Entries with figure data
========
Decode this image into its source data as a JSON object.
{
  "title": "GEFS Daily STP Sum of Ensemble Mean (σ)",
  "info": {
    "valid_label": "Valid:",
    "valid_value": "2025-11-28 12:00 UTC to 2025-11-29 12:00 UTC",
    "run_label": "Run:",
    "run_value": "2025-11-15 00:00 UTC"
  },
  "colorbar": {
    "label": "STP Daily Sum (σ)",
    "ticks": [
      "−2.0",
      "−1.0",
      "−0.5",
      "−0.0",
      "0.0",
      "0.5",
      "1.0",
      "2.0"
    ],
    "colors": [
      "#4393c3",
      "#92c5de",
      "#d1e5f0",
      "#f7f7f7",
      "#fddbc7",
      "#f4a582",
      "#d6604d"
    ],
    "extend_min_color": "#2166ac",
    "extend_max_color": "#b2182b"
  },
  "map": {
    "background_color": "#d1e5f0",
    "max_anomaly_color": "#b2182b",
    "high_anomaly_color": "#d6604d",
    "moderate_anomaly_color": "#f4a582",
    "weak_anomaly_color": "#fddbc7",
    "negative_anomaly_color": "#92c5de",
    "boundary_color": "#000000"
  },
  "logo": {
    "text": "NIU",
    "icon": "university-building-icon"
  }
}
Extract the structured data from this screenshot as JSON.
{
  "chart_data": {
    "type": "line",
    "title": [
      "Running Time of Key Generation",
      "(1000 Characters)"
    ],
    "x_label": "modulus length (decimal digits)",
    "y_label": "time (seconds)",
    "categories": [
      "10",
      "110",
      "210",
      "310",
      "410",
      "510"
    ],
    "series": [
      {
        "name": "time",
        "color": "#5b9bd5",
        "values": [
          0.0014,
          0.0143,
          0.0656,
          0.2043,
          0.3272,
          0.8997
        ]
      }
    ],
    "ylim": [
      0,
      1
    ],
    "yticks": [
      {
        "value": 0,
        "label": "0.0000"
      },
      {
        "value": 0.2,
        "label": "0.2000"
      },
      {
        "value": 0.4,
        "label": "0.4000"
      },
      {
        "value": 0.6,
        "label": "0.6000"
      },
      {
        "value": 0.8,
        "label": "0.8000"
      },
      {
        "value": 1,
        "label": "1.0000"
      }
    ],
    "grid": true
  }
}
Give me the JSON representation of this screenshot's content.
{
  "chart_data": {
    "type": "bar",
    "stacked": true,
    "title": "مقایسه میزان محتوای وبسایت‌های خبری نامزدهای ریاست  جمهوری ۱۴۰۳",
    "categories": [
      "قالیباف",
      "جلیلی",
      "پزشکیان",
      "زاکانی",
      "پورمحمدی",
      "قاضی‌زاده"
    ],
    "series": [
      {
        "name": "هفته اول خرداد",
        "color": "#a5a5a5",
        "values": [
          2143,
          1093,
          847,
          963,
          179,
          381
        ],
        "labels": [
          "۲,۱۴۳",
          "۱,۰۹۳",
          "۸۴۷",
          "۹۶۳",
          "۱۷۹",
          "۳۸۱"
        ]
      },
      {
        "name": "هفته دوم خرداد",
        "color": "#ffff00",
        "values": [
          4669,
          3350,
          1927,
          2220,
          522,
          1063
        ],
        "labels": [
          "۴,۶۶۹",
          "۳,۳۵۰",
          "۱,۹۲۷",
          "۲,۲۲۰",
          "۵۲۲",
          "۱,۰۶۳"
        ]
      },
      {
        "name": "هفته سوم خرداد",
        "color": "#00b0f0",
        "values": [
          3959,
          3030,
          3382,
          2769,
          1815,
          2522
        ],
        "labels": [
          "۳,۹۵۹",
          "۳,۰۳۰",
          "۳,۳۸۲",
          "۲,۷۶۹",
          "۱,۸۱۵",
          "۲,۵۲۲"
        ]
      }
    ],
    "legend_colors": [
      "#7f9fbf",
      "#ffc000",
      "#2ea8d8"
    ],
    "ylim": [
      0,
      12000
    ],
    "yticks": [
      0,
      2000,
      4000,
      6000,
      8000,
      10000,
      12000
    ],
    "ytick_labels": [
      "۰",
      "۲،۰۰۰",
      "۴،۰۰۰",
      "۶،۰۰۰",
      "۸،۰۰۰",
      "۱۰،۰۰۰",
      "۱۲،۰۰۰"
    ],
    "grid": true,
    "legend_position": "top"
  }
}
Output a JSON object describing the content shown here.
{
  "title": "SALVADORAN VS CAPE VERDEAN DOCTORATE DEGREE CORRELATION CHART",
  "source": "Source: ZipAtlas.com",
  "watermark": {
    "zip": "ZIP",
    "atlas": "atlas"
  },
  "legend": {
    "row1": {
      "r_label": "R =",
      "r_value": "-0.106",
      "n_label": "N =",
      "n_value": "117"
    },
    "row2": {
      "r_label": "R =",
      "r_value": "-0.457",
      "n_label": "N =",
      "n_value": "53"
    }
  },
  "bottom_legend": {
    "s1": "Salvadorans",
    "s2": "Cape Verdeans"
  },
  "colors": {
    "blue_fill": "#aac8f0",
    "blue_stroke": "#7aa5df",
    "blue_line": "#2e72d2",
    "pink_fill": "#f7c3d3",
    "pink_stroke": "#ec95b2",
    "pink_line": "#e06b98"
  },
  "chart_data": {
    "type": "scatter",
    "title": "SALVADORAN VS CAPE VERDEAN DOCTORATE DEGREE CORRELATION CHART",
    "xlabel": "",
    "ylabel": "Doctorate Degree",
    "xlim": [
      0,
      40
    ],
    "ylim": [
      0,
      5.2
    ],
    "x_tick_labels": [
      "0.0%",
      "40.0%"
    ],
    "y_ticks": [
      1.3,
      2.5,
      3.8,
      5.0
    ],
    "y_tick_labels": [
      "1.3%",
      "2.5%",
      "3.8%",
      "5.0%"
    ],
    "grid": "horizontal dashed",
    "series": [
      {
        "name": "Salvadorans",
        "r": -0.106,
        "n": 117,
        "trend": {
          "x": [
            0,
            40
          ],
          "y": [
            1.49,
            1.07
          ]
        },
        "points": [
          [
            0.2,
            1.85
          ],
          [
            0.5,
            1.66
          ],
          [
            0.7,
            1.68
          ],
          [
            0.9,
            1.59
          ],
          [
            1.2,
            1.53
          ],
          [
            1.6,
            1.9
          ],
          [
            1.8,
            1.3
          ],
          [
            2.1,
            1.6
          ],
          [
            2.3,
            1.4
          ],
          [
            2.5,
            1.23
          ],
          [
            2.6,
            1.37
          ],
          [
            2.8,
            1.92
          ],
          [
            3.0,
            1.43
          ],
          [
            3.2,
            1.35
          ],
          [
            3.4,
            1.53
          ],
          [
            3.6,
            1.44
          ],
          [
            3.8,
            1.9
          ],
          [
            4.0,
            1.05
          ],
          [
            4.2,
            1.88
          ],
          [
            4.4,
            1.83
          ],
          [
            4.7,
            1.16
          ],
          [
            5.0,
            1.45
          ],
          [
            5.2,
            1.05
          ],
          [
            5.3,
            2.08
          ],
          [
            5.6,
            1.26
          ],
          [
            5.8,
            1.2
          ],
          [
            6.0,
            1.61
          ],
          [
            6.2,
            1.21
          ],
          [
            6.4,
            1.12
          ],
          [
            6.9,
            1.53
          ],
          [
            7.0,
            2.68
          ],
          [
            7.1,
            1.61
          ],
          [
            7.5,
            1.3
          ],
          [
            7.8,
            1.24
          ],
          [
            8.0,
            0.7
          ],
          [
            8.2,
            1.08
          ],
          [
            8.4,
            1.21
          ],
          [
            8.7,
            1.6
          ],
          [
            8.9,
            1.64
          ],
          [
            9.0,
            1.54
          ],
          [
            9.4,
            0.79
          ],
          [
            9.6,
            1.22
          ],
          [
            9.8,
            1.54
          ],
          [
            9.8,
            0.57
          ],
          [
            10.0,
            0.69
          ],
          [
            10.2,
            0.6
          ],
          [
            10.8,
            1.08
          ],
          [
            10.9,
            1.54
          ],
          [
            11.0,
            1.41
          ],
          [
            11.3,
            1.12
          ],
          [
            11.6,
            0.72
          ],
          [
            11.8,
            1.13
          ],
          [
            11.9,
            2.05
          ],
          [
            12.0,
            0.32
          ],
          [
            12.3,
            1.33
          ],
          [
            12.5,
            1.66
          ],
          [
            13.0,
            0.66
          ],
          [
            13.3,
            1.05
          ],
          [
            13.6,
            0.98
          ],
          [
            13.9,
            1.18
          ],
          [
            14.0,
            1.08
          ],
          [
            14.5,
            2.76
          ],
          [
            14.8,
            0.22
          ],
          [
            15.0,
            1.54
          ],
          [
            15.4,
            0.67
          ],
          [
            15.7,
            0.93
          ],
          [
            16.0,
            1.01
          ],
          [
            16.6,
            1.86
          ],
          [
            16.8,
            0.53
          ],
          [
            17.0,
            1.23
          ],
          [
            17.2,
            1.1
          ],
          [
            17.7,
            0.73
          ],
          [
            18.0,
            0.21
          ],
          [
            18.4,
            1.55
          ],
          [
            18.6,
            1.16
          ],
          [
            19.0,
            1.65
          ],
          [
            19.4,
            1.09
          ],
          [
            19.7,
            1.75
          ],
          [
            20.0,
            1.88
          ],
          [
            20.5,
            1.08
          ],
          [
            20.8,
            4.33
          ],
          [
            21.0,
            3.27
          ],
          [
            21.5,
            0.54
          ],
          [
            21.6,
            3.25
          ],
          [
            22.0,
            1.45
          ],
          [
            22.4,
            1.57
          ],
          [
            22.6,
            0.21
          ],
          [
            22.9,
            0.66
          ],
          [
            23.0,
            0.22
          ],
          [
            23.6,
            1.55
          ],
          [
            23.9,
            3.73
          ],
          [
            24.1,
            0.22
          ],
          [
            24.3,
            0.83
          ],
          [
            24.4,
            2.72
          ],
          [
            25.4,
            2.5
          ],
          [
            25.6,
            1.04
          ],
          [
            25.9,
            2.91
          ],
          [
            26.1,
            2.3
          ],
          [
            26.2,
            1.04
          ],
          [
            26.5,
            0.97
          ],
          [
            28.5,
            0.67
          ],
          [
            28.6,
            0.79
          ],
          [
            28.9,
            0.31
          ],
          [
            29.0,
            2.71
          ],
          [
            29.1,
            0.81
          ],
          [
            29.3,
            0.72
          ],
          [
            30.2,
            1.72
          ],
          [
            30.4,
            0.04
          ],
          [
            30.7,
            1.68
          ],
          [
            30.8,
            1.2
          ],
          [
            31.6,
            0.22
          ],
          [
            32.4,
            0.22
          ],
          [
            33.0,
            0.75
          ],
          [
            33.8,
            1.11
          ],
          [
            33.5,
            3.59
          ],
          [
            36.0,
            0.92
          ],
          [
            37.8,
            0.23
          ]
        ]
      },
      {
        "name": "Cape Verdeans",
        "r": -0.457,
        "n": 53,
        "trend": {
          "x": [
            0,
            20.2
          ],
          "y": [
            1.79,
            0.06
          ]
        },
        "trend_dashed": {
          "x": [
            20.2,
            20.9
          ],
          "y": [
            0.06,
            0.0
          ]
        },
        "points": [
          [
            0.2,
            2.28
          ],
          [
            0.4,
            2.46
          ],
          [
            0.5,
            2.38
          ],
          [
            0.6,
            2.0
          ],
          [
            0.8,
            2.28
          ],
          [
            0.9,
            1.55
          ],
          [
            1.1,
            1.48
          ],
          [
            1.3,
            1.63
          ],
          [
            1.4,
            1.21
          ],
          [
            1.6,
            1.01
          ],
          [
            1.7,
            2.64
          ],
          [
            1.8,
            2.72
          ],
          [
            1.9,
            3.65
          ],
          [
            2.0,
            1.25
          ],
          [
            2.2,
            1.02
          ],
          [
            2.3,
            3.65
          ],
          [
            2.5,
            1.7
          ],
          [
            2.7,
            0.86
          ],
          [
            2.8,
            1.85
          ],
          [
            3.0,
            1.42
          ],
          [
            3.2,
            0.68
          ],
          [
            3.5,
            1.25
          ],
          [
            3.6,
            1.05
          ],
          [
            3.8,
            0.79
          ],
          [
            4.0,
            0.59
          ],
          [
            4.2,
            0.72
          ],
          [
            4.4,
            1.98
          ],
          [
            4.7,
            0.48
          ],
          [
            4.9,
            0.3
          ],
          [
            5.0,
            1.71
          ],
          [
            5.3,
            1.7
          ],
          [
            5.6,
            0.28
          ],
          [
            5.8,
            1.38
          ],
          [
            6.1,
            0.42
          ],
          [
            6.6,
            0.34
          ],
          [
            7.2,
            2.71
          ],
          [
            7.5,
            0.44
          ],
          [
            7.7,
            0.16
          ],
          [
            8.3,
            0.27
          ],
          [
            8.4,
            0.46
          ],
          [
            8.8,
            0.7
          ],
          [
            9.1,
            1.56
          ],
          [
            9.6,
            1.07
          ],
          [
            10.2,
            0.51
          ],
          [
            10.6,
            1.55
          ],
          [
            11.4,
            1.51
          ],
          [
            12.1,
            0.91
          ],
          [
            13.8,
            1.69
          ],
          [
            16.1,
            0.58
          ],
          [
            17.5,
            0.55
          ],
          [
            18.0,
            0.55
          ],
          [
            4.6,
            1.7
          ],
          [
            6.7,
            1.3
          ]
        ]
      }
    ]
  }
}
========
## WHAT TO WORK ON
Search the entries for the word "content", then list each line that holds it.

## FULL OUTPUT
Give me the JSON representation of this screenshot's content.
Output a JSON object describing the content shown here.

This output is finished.